#### [DATA RECORDS]
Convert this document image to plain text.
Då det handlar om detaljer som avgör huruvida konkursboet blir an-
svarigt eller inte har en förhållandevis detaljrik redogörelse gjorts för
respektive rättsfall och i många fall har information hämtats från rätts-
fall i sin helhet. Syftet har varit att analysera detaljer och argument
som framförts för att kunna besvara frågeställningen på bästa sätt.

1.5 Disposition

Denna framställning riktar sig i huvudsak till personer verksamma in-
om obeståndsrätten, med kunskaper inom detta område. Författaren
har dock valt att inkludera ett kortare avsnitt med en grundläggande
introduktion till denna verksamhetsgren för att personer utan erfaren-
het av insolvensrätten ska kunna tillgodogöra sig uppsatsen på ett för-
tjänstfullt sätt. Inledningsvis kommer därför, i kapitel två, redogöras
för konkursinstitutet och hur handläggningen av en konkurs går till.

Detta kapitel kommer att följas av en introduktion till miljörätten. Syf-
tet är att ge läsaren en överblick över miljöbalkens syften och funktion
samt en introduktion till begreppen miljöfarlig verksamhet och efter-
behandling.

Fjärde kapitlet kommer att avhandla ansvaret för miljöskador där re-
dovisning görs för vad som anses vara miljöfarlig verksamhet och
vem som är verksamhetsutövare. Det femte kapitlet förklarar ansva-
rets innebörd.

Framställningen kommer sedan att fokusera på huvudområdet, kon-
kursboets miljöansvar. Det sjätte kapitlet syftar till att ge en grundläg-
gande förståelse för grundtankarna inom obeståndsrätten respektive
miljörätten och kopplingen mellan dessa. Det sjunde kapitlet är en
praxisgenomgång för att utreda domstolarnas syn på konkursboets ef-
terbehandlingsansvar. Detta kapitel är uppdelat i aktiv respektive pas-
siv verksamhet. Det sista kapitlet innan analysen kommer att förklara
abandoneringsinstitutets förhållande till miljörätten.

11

#### [EXERCISE BRIEF]
Work out how many lines above include the string "obeståndsrätten", then give that number alone.

#### [WRITTEN REPLY]
2